## Begin INPUT ROWS

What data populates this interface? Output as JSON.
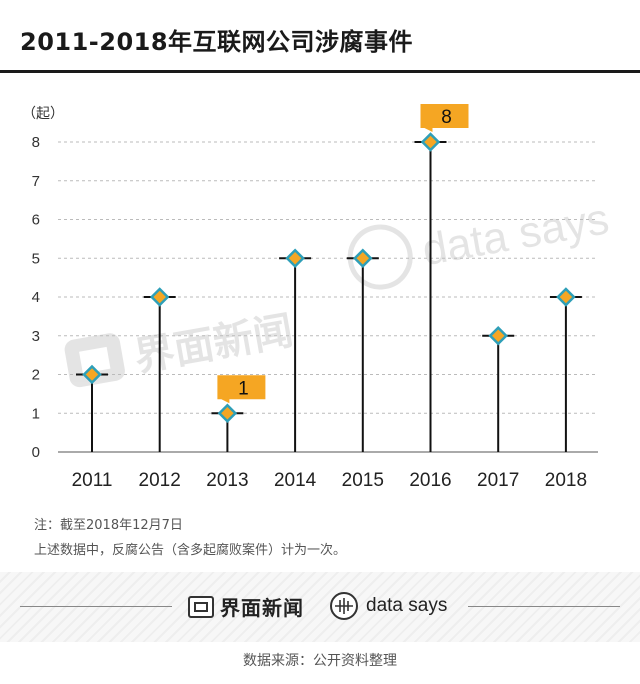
{
  "title": "2011-2018年互联网公司涉腐事件",
  "chart_data": {
    "type": "lollipop",
    "title": "2011-2018年互联网公司涉腐事件",
    "ylabel": "（起）",
    "xlabel": "",
    "categories": [
      "2011",
      "2012",
      "2013",
      "2014",
      "2015",
      "2016",
      "2017",
      "2018"
    ],
    "values": [
      2,
      4,
      1,
      5,
      5,
      8,
      3,
      4
    ],
    "ylim": [
      0,
      8
    ],
    "yticks": [
      0,
      1,
      2,
      3,
      4,
      5,
      6,
      7,
      8
    ],
    "grid": true,
    "callouts": [
      {
        "category": "2013",
        "label": "1"
      },
      {
        "category": "2016",
        "label": "8"
      }
    ],
    "colors": {
      "stem": "#111111",
      "marker_fill": "#f5a623",
      "marker_border": "#2e9fb8",
      "callout": "#f5a623",
      "grid": "#bbbbbb"
    }
  },
  "watermarks": {
    "left": "界面新闻",
    "right": "data says"
  },
  "notes": [
    "注：截至2018年12月7日",
    "上述数据中，反腐公告（含多起腐败案件）计为一次。"
  ],
  "footer": {
    "brand1": "界面新闻",
    "brand2": "data says"
  },
  "source": "数据来源：公开资料整理"
}
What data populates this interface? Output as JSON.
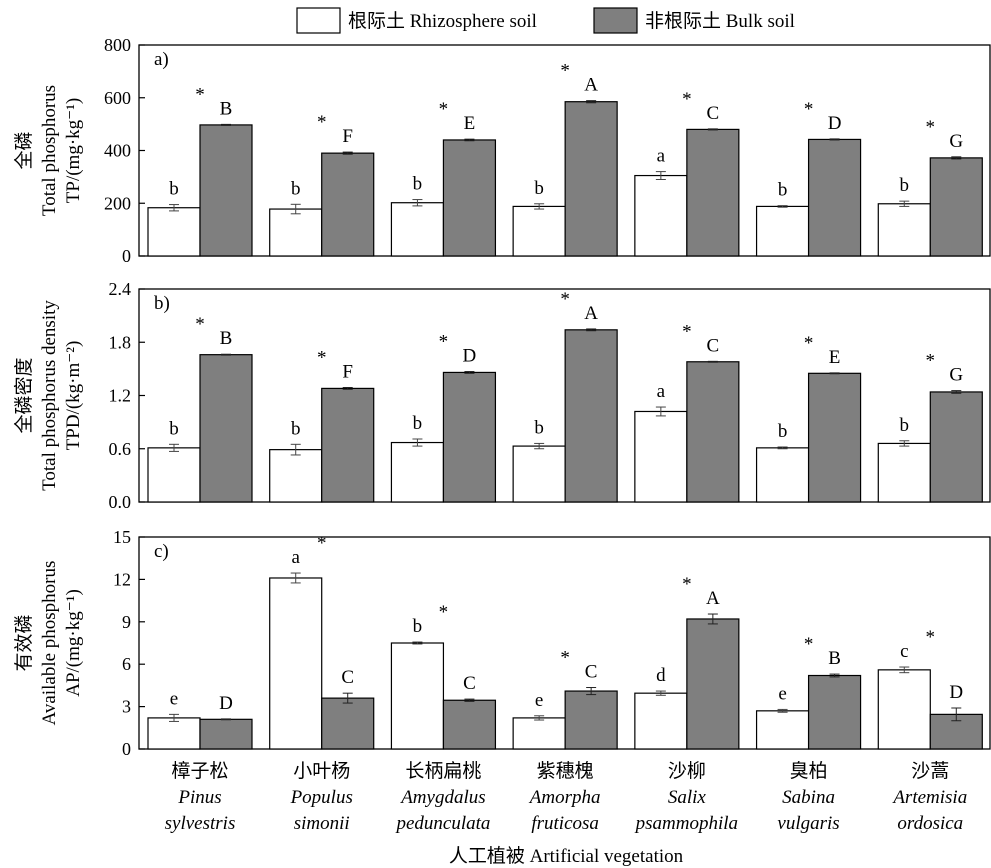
{
  "legend": {
    "items": [
      {
        "label": "根际土 Rhizosphere soil",
        "color": "#ffffff"
      },
      {
        "label": "非根际土 Bulk soil",
        "color": "#7f7f7f"
      }
    ]
  },
  "x_axis": {
    "title": "人工植被 Artificial vegetation",
    "categories": [
      {
        "cn": "樟子松",
        "latin1": "Pinus",
        "latin2": "sylvestris"
      },
      {
        "cn": "小叶杨",
        "latin1": "Populus",
        "latin2": "simonii"
      },
      {
        "cn": "长柄扁桃",
        "latin1": "Amygdalus",
        "latin2": "pedunculata"
      },
      {
        "cn": "紫穗槐",
        "latin1": "Amorpha",
        "latin2": "fruticosa"
      },
      {
        "cn": "沙柳",
        "latin1": "Salix",
        "latin2": "psammophila"
      },
      {
        "cn": "臭柏",
        "latin1": "Sabina",
        "latin2": "vulgaris"
      },
      {
        "cn": "沙蒿",
        "latin1": "Artemisia",
        "latin2": "ordosica"
      }
    ]
  },
  "chart_data": [
    {
      "type": "bar",
      "panel": "a)",
      "ylabel_cn": "全磷",
      "ylabel_en": "Total phosphorus",
      "ylabel_unit": "TP/(mg·kg⁻¹)",
      "ylim": [
        0,
        800
      ],
      "yticks": [
        "0",
        "200",
        "400",
        "600",
        "800"
      ],
      "yticks_values": [
        0,
        200,
        400,
        600,
        800
      ],
      "categories": [
        "樟子松",
        "小叶杨",
        "长柄扁桃",
        "紫穗槐",
        "沙柳",
        "臭柏",
        "沙蒿"
      ],
      "series": [
        {
          "name": "根际土 Rhizosphere soil",
          "values": [
            183,
            178,
            202,
            188,
            305,
            188,
            198
          ],
          "errors": [
            12,
            18,
            12,
            10,
            15,
            3,
            10
          ],
          "letters": [
            "b",
            "b",
            "b",
            "b",
            "a",
            "b",
            "b"
          ]
        },
        {
          "name": "非根际土 Bulk soil",
          "values": [
            497,
            390,
            440,
            585,
            480,
            442,
            372
          ],
          "errors": [
            2,
            4,
            3,
            4,
            2,
            2,
            4
          ],
          "letters": [
            "B",
            "F",
            "E",
            "A",
            "C",
            "D",
            "G"
          ]
        }
      ],
      "significance": [
        "*",
        "*",
        "*",
        "*",
        "*",
        "*",
        "*"
      ]
    },
    {
      "type": "bar",
      "panel": "b)",
      "ylabel_cn": "全磷密度",
      "ylabel_en": "Total phosphorus density",
      "ylabel_unit": "TPD/(kg·m⁻²)",
      "ylim": [
        0,
        2.4
      ],
      "yticks": [
        "0.0",
        "0.6",
        "1.2",
        "1.8",
        "2.4"
      ],
      "yticks_values": [
        0,
        0.6,
        1.2,
        1.8,
        2.4
      ],
      "categories": [
        "樟子松",
        "小叶杨",
        "长柄扁桃",
        "紫穗槐",
        "沙柳",
        "臭柏",
        "沙蒿"
      ],
      "series": [
        {
          "name": "根际土 Rhizosphere soil",
          "values": [
            0.61,
            0.59,
            0.67,
            0.63,
            1.02,
            0.61,
            0.66
          ],
          "errors": [
            0.04,
            0.06,
            0.04,
            0.03,
            0.05,
            0.01,
            0.03
          ],
          "letters": [
            "b",
            "b",
            "b",
            "b",
            "a",
            "b",
            "b"
          ]
        },
        {
          "name": "非根际土 Bulk soil",
          "values": [
            1.66,
            1.28,
            1.46,
            1.94,
            1.58,
            1.45,
            1.24
          ],
          "errors": [
            0.005,
            0.01,
            0.01,
            0.01,
            0.005,
            0.005,
            0.015
          ],
          "letters": [
            "B",
            "F",
            "D",
            "A",
            "C",
            "E",
            "G"
          ]
        }
      ],
      "significance": [
        "*",
        "*",
        "*",
        "*",
        "*",
        "*",
        "*"
      ]
    },
    {
      "type": "bar",
      "panel": "c)",
      "ylabel_cn": "有效磷",
      "ylabel_en": "Available phosphorus",
      "ylabel_unit": "AP/(mg·kg⁻¹)",
      "ylim": [
        0,
        15
      ],
      "yticks": [
        "0",
        "3",
        "6",
        "9",
        "12",
        "15"
      ],
      "yticks_values": [
        0,
        3,
        6,
        9,
        12,
        15
      ],
      "categories": [
        "樟子松",
        "小叶杨",
        "长柄扁桃",
        "紫穗槐",
        "沙柳",
        "臭柏",
        "沙蒿"
      ],
      "series": [
        {
          "name": "根际土 Rhizosphere soil",
          "values": [
            2.2,
            12.1,
            7.5,
            2.2,
            3.95,
            2.7,
            5.6
          ],
          "errors": [
            0.25,
            0.35,
            0.07,
            0.15,
            0.15,
            0.1,
            0.2
          ],
          "letters": [
            "e",
            "a",
            "b",
            "e",
            "d",
            "e",
            "c"
          ]
        },
        {
          "name": "非根际土 Bulk soil",
          "values": [
            2.1,
            3.6,
            3.45,
            4.1,
            9.2,
            5.2,
            2.45
          ],
          "errors": [
            0.03,
            0.35,
            0.08,
            0.25,
            0.35,
            0.1,
            0.45
          ],
          "letters": [
            "D",
            "C",
            "C",
            "C",
            "A",
            "B",
            "D"
          ]
        }
      ],
      "significance": [
        "",
        "*",
        "*",
        "*",
        "*",
        "*",
        "*"
      ]
    }
  ]
}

## End INPUT ROWS

Reproduce every record word for word. The copy must contain no pictures.

What data populates this interface? Output as JSON.
{
  "title": "2011-2018年互联网公司涉腐事件",
  "chart_data": {
    "type": "lollipop",
    "title": "2011-2018年互联网公司涉腐事件",
    "ylabel": "（起）",
    "xlabel": "",
    "categories": [
      "2011",
      "2012",
      "2013",
      "2014",
      "2015",
      "2016",
      "2017",
      "2018"
    ],
    "values": [
      2,
      4,
      1,
      5,
      5,
      8,
      3,
      4
    ],
    "ylim": [
      0,
      8
    ],
    "yticks": [
      0,
      1,
      2,
      3,
      4,
      5,
      6,
      7,
      8
    ],
    "grid": true,
    "callouts": [
      {
        "category": "2013",
        "label": "1"
      },
      {
        "category": "2016",
        "label": "8"
      }
    ],
    "colors": {
      "stem": "#111111",
      "marker_fill": "#f5a623",
      "marker_border": "#2e9fb8",
      "callout": "#f5a623",
      "grid": "#bbbbbb"
    }
  },
  "watermarks": {
    "left": "界面新闻",
    "right": "data says"
  },
  "notes": [
    "注：截至2018年12月7日",
    "上述数据中，反腐公告（含多起腐败案件）计为一次。"
  ],
  "footer": {
    "brand1": "界面新闻",
    "brand2": "data says"
  },
  "source": "数据来源：公开资料整理"
}
What data populates this interface? Output as JSON.
{
  "legend": {
    "items": [
      {
        "label": "根际土 Rhizosphere soil",
        "color": "#ffffff"
      },
      {
        "label": "非根际土 Bulk soil",
        "color": "#7f7f7f"
      }
    ]
  },
  "x_axis": {
    "title": "人工植被 Artificial vegetation",
    "categories": [
      {
        "cn": "樟子松",
        "latin1": "Pinus",
        "latin2": "sylvestris"
      },
      {
        "cn": "小叶杨",
        "latin1": "Populus",
        "latin2": "simonii"
      },
      {
        "cn": "长柄扁桃",
        "latin1": "Amygdalus",
        "latin2": "pedunculata"
      },
      {
        "cn": "紫穗槐",
        "latin1": "Amorpha",
        "latin2": "fruticosa"
      },
      {
        "cn": "沙柳",
        "latin1": "Salix",
        "latin2": "psammophila"
      },
      {
        "cn": "臭柏",
        "latin1": "Sabina",
        "latin2": "vulgaris"
      },
      {
        "cn": "沙蒿",
        "latin1": "Artemisia",
        "latin2": "ordosica"
      }
    ]
  },
  "chart_data": [
    {
      "type": "bar",
      "panel": "a)",
      "ylabel_cn": "全磷",
      "ylabel_en": "Total phosphorus",
      "ylabel_unit": "TP/(mg·kg⁻¹)",
      "ylim": [
        0,
        800
      ],
      "yticks": [
        "0",
        "200",
        "400",
        "600",
        "800"
      ],
      "yticks_values": [
        0,
        200,
        400,
        600,
        800
      ],
      "categories": [
        "樟子松",
        "小叶杨",
        "长柄扁桃",
        "紫穗槐",
        "沙柳",
        "臭柏",
        "沙蒿"
      ],
      "series": [
        {
          "name": "根际土 Rhizosphere soil",
          "values": [
            183,
            178,
            202,
            188,
            305,
            188,
            198
          ],
          "errors": [
            12,
            18,
            12,
            10,
            15,
            3,
            10
          ],
          "letters": [
            "b",
            "b",
            "b",
            "b",
            "a",
            "b",
            "b"
          ]
        },
        {
          "name": "非根际土 Bulk soil",
          "values": [
            497,
            390,
            440,
            585,
            480,
            442,
            372
          ],
          "errors": [
            2,
            4,
            3,
            4,
            2,
            2,
            4
          ],
          "letters": [
            "B",
            "F",
            "E",
            "A",
            "C",
            "D",
            "G"
          ]
        }
      ],
      "significance": [
        "*",
        "*",
        "*",
        "*",
        "*",
        "*",
        "*"
      ]
    },
    {
      "type": "bar",
      "panel": "b)",
      "ylabel_cn": "全磷密度",
      "ylabel_en": "Total phosphorus density",
      "ylabel_unit": "TPD/(kg·m⁻²)",
      "ylim": [
        0,
        2.4
      ],
      "yticks": [
        "0.0",
        "0.6",
        "1.2",
        "1.8",
        "2.4"
      ],
      "yticks_values": [
        0,
        0.6,
        1.2,
        1.8,
        2.4
      ],
      "categories": [
        "樟子松",
        "小叶杨",
        "长柄扁桃",
        "紫穗槐",
        "沙柳",
        "臭柏",
        "沙蒿"
      ],
      "series": [
        {
          "name": "根际土 Rhizosphere soil",
          "values": [
            0.61,
            0.59,
            0.67,
            0.63,
            1.02,
            0.61,
            0.66
          ],
          "errors": [
            0.04,
            0.06,
            0.04,
            0.03,
            0.05,
            0.01,
            0.03
          ],
          "letters": [
            "b",
            "b",
            "b",
            "b",
            "a",
            "b",
            "b"
          ]
        },
        {
          "name": "非根际土 Bulk soil",
          "values": [
            1.66,
            1.28,
            1.46,
            1.94,
            1.58,
            1.45,
            1.24
          ],
          "errors": [
            0.005,
            0.01,
            0.01,
            0.01,
            0.005,
            0.005,
            0.015
          ],
          "letters": [
            "B",
            "F",
            "D",
            "A",
            "C",
            "E",
            "G"
          ]
        }
      ],
      "significance": [
        "*",
        "*",
        "*",
        "*",
        "*",
        "*",
        "*"
      ]
    },
    {
      "type": "bar",
      "panel": "c)",
      "ylabel_cn": "有效磷",
      "ylabel_en": "Available phosphorus",
      "ylabel_unit": "AP/(mg·kg⁻¹)",
      "ylim": [
        0,
        15
      ],
      "yticks": [
        "0",
        "3",
        "6",
        "9",
        "12",
        "15"
      ],
      "yticks_values": [
        0,
        3,
        6,
        9,
        12,
        15
      ],
      "categories": [
        "樟子松",
        "小叶杨",
        "长柄扁桃",
        "紫穗槐",
        "沙柳",
        "臭柏",
        "沙蒿"
      ],
      "series": [
        {
          "name": "根际土 Rhizosphere soil",
          "values": [
            2.2,
            12.1,
            7.5,
            2.2,
            3.95,
            2.7,
            5.6
          ],
          "errors": [
            0.25,
            0.35,
            0.07,
            0.15,
            0.15,
            0.1,
            0.2
          ],
          "letters": [
            "e",
            "a",
            "b",
            "e",
            "d",
            "e",
            "c"
          ]
        },
        {
          "name": "非根际土 Bulk soil",
          "values": [
            2.1,
            3.6,
            3.45,
            4.1,
            9.2,
            5.2,
            2.45
          ],
          "errors": [
            0.03,
            0.35,
            0.08,
            0.25,
            0.35,
            0.1,
            0.45
          ],
          "letters": [
            "D",
            "C",
            "C",
            "C",
            "A",
            "B",
            "D"
          ]
        }
      ],
      "significance": [
        "",
        "*",
        "*",
        "*",
        "*",
        "*",
        "*"
      ]
    }
  ]
}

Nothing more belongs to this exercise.